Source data
^^^^^^^^

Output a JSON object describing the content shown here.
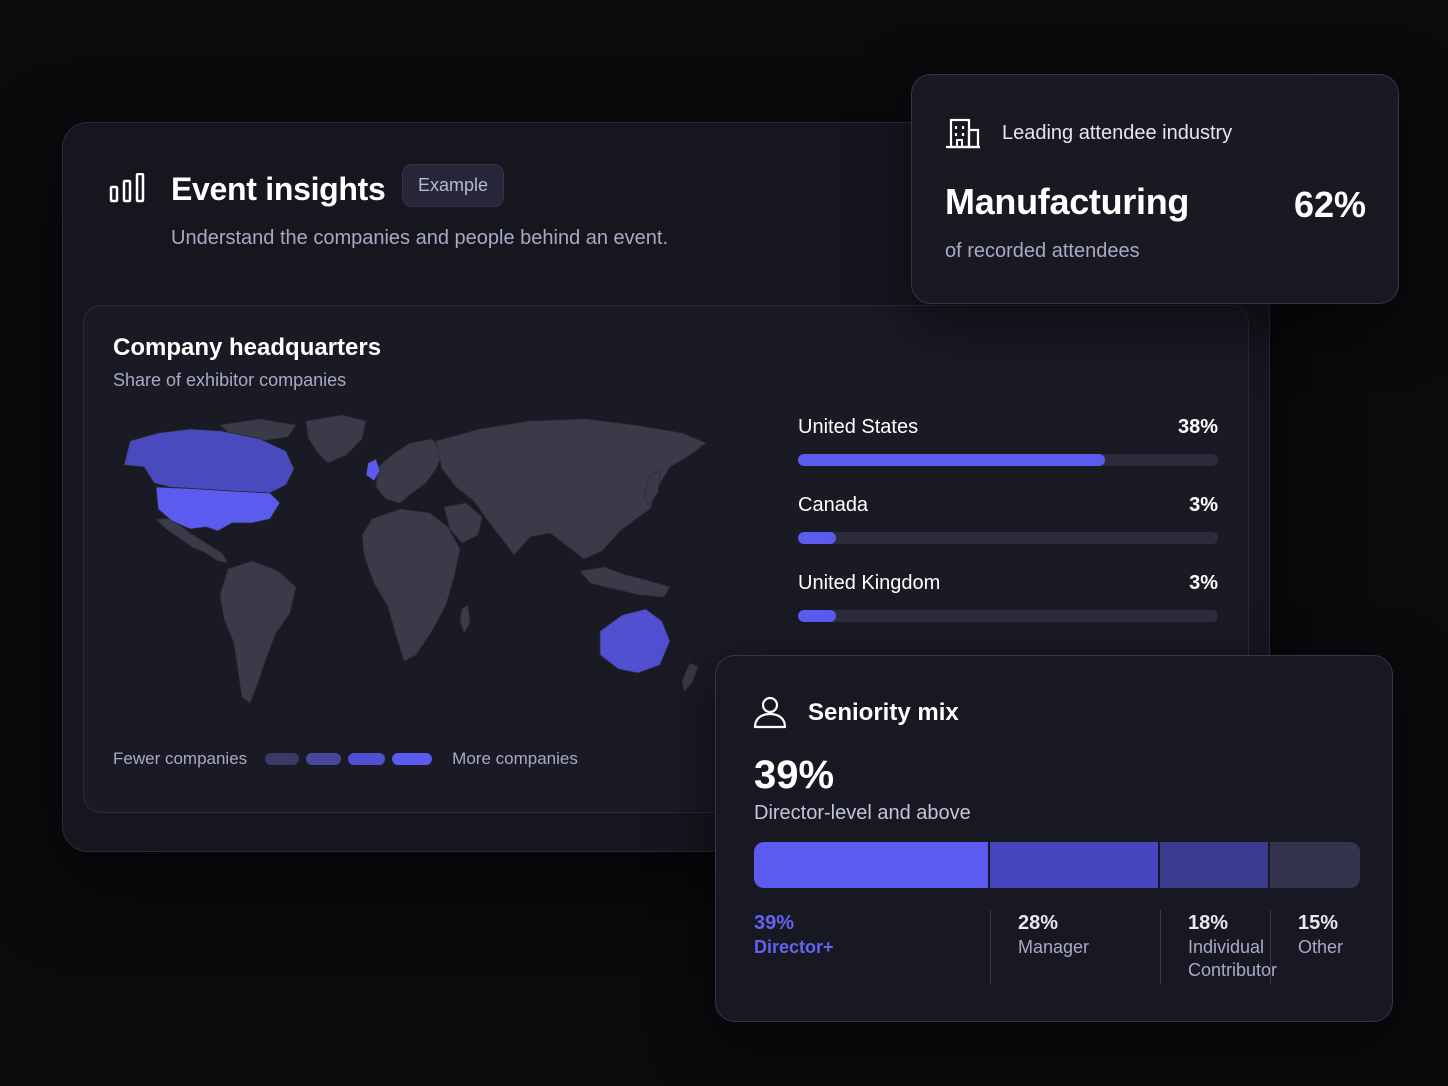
{
  "insights": {
    "title": "Event insights",
    "badge": "Example",
    "subtitle": "Understand the companies and people behind an event.",
    "icon": "bar-chart-icon"
  },
  "headquarters": {
    "title": "Company headquarters",
    "subtitle": "Share of exhibitor companies",
    "legend": {
      "fewer_label": "Fewer companies",
      "more_label": "More companies",
      "swatch_colors": [
        "#3a3a62",
        "#48489a",
        "#5050d0",
        "#5b5bf0"
      ]
    },
    "countries": [
      {
        "name": "United States",
        "pct": "38%",
        "value": 38
      },
      {
        "name": "Canada",
        "pct": "3%",
        "value": 3
      },
      {
        "name": "United Kingdom",
        "pct": "3%",
        "value": 3
      }
    ],
    "map_colors": {
      "land": "#3a3a48",
      "highlight_strong": "#5b5bf0",
      "highlight_medium": "#4f4fd8",
      "highlight_light": "#4a4abf"
    }
  },
  "industry": {
    "label": "Leading attendee industry",
    "name": "Manufacturing",
    "pct": "62%",
    "sub": "of recorded attendees",
    "icon": "building-icon"
  },
  "seniority": {
    "title": "Seniority mix",
    "big_pct": "39%",
    "sub": "Director-level and above",
    "icon": "person-icon",
    "segments": [
      {
        "pct": "39%",
        "label": "Director+",
        "value": 39,
        "color": "#5b5bf0"
      },
      {
        "pct": "28%",
        "label": "Manager",
        "value": 28,
        "color": "#4646c0"
      },
      {
        "pct": "18%",
        "label": "Individual Contributor",
        "value": 18,
        "color": "#3a3a8e"
      },
      {
        "pct": "15%",
        "label": "Other",
        "value": 15,
        "color": "#34344f"
      }
    ]
  },
  "colors": {
    "accent": "#5b5bf0",
    "background": "#0b0b0e",
    "card": "#16161f"
  }
}
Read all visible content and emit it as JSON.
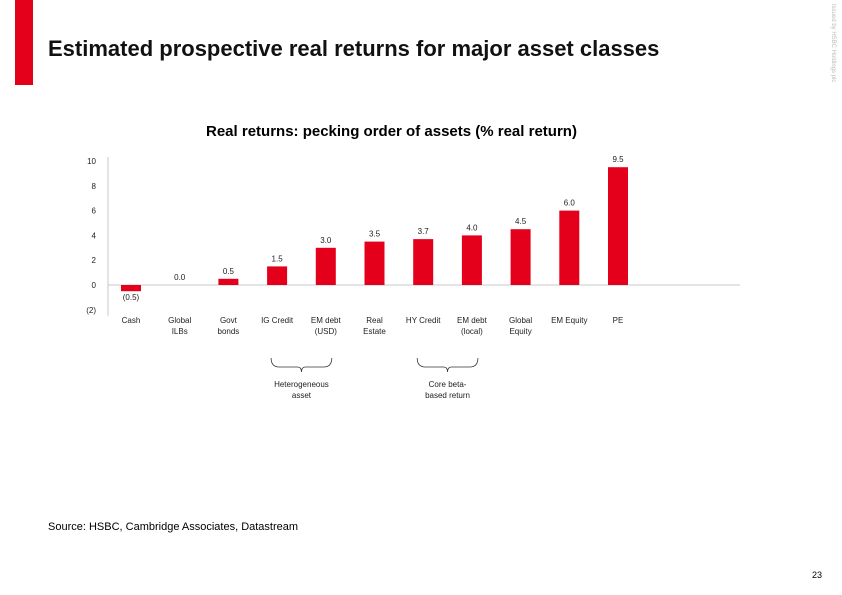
{
  "colors": {
    "accent": "#e4001b",
    "bar": "#e4001b"
  },
  "slide": {
    "title": "Estimated prospective real returns for major asset classes",
    "side_label": "Issued by HSBC Holdings plc",
    "source": "Source: HSBC, Cambridge Associates, Datastream",
    "page_number": "23"
  },
  "chart_data": {
    "type": "bar",
    "title": "Real returns: pecking order of assets (% real return)",
    "categories": [
      [
        "Cash"
      ],
      [
        "Global",
        "ILBs"
      ],
      [
        "Govt",
        "bonds"
      ],
      [
        "IG Credit"
      ],
      [
        "EM debt",
        "(USD)"
      ],
      [
        "Real",
        "Estate"
      ],
      [
        "HY Credit"
      ],
      [
        "EM debt",
        "(local)"
      ],
      [
        "Global",
        "Equity"
      ],
      [
        "EM Equity"
      ],
      [
        "PE"
      ]
    ],
    "values": [
      -0.5,
      0.0,
      0.5,
      1.5,
      3.0,
      3.5,
      3.7,
      4.0,
      4.5,
      6.0,
      9.5
    ],
    "value_labels": [
      "(0.5)",
      "0.0",
      "0.5",
      "1.5",
      "3.0",
      "3.5",
      "3.7",
      "4.0",
      "4.5",
      "6.0",
      "9.5"
    ],
    "y_ticks": [
      10,
      8,
      6,
      4,
      2,
      0,
      -2
    ],
    "y_tick_labels": [
      "10",
      "8",
      "6",
      "4",
      "2",
      "0",
      "(2)"
    ],
    "ylim": [
      -2,
      10
    ],
    "grid": false,
    "annotations": [
      {
        "text": [
          "Heterogeneous",
          "asset"
        ],
        "from_index": 3,
        "to_index": 4
      },
      {
        "text": [
          "Core beta-",
          "based return"
        ],
        "from_index": 6,
        "to_index": 7
      }
    ]
  }
}
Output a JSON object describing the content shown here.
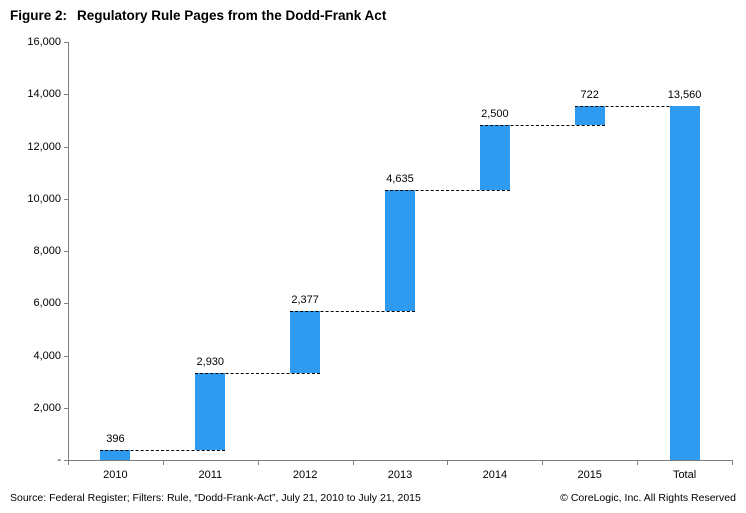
{
  "title": {
    "prefix": "Figure 2:",
    "text": "Regulatory Rule Pages from the Dodd-Frank Act"
  },
  "footer": {
    "source": "Source: Federal Register; Filters: Rule,  “Dodd-Frank-Act”, July 21, 2010 to July 21, 2015",
    "copyright": "© CoreLogic, Inc. All Rights Reserved"
  },
  "chart_data": {
    "type": "bar",
    "subtype": "waterfall",
    "title": "Figure 2: Regulatory Rule Pages from the Dodd-Frank Act",
    "categories": [
      "2010",
      "2011",
      "2012",
      "2013",
      "2014",
      "2015",
      "Total"
    ],
    "values": [
      396,
      2930,
      2377,
      4635,
      2500,
      722,
      13560
    ],
    "value_labels": [
      "396",
      "2,930",
      "2,377",
      "4,635",
      "2,500",
      "722",
      "13,560"
    ],
    "cumulative": [
      396,
      3326,
      5703,
      10338,
      12838,
      13560,
      13560
    ],
    "total_index": 6,
    "xlabel": "",
    "ylabel": "",
    "ylim": [
      0,
      16000
    ],
    "ytick_step": 2000,
    "ytick_labels": [
      "-",
      "2,000",
      "4,000",
      "6,000",
      "8,000",
      "10,000",
      "12,000",
      "14,000",
      "16,000"
    ],
    "grid": false,
    "legend": "none",
    "bar_color": "#2E9BF0",
    "connector_style": "dashed",
    "connector_color": "#000000",
    "axis_color": "#7f7f7f"
  }
}
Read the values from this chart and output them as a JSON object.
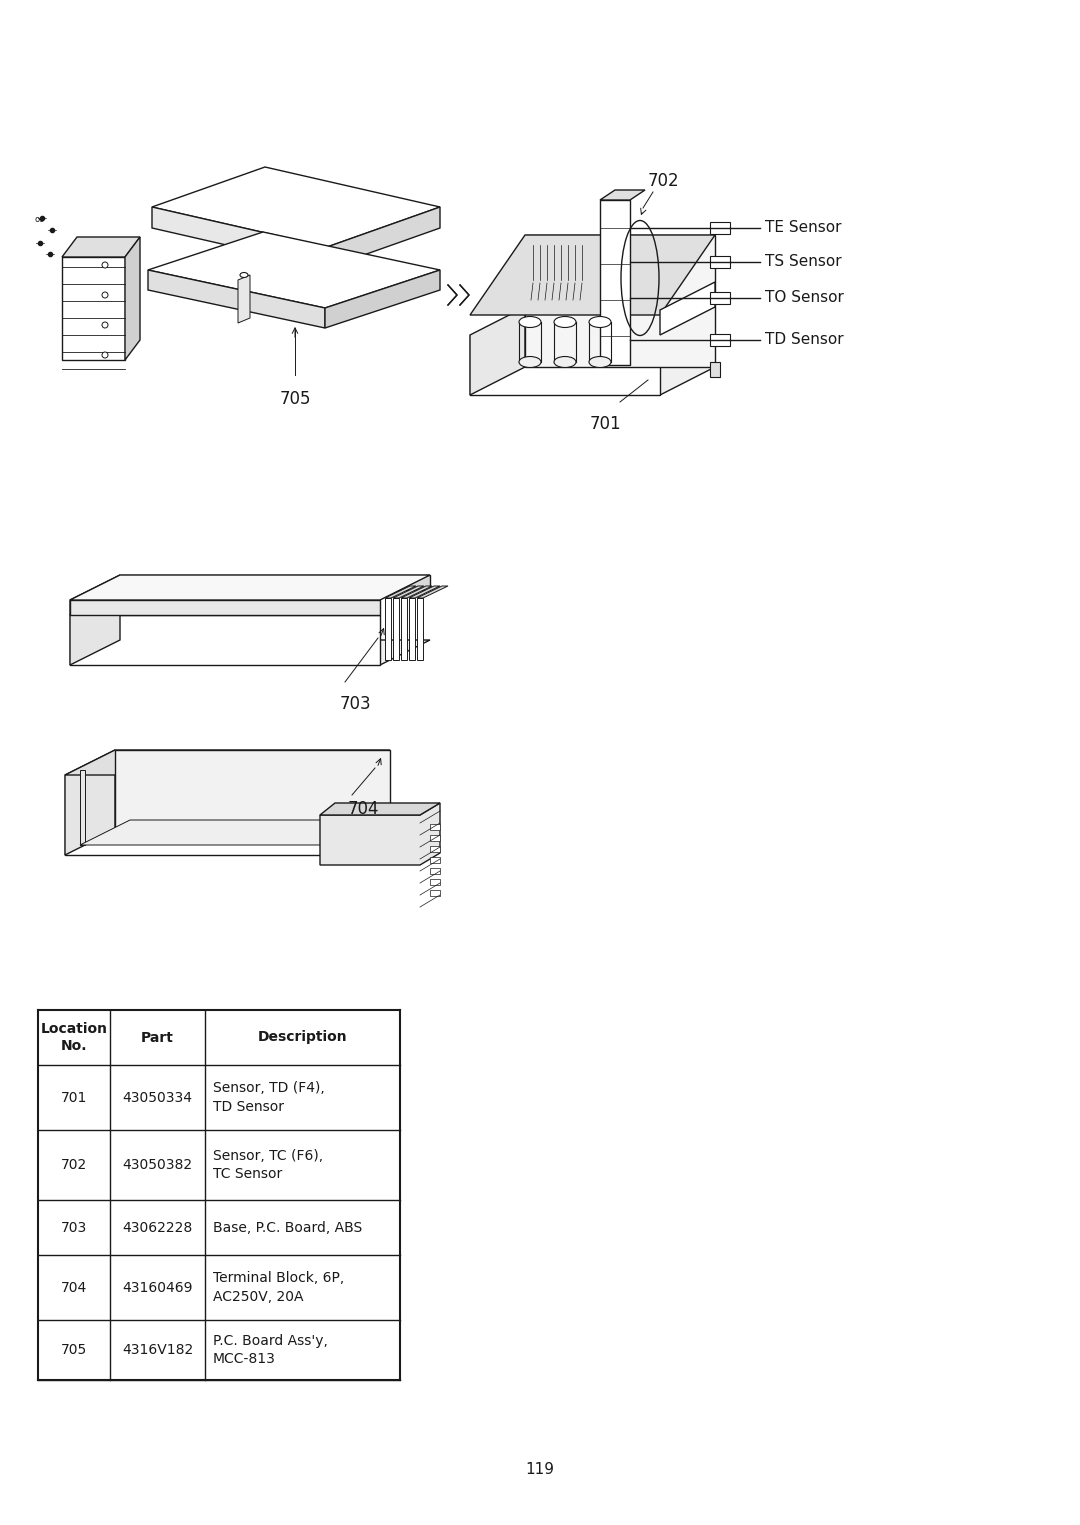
{
  "page_number": "119",
  "bg_color": "#ffffff",
  "line_color": "#1a1a1a",
  "sensor_labels": [
    "TE Sensor",
    "TS Sensor",
    "TO Sensor",
    "TD Sensor"
  ],
  "table_rows": [
    [
      "701",
      "43050334",
      "Sensor, TD (F4),\nTD Sensor"
    ],
    [
      "702",
      "43050382",
      "Sensor, TC (F6),\nTC Sensor"
    ],
    [
      "703",
      "43062228",
      "Base, P.C. Board, ABS"
    ],
    [
      "704",
      "43160469",
      "Terminal Block, 6P,\nAC250V, 20A"
    ],
    [
      "705",
      "4316V182",
      "P.C. Board Ass'y,\nMCC-813"
    ]
  ]
}
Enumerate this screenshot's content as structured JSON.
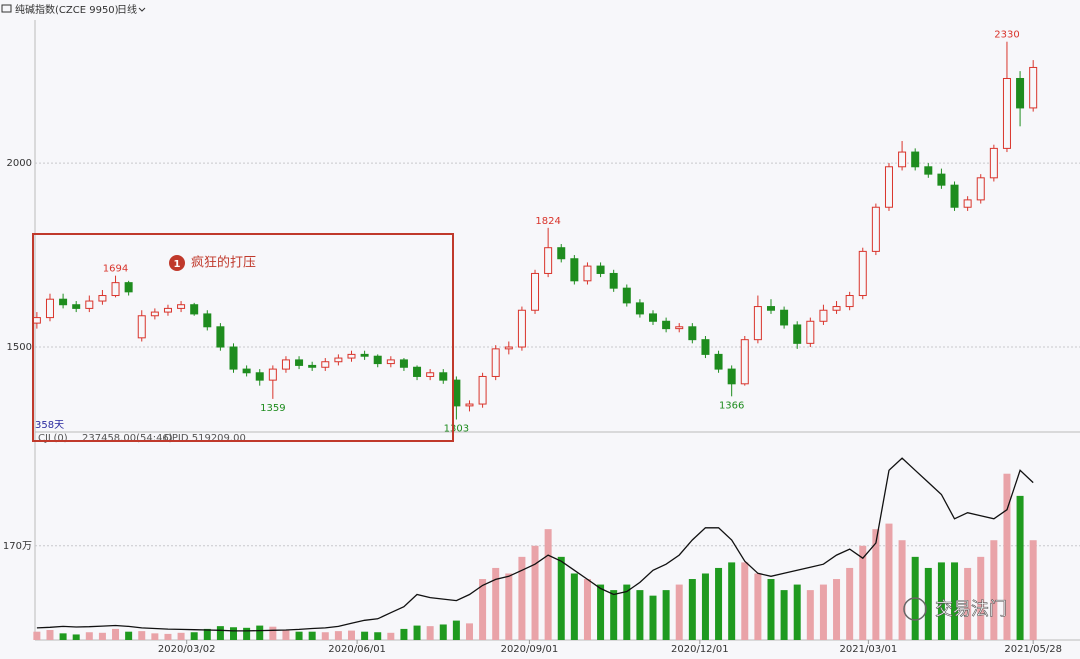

^^^^^^^^

> [INSTRUCTIONS FOR THE TASK]
Copy all lines from the entries that contain the word "this".

> [ANSWER IN FULL]
Read the values from this chart and output them as a JSON object.
Enumerate this screenshot's content as structured JSON.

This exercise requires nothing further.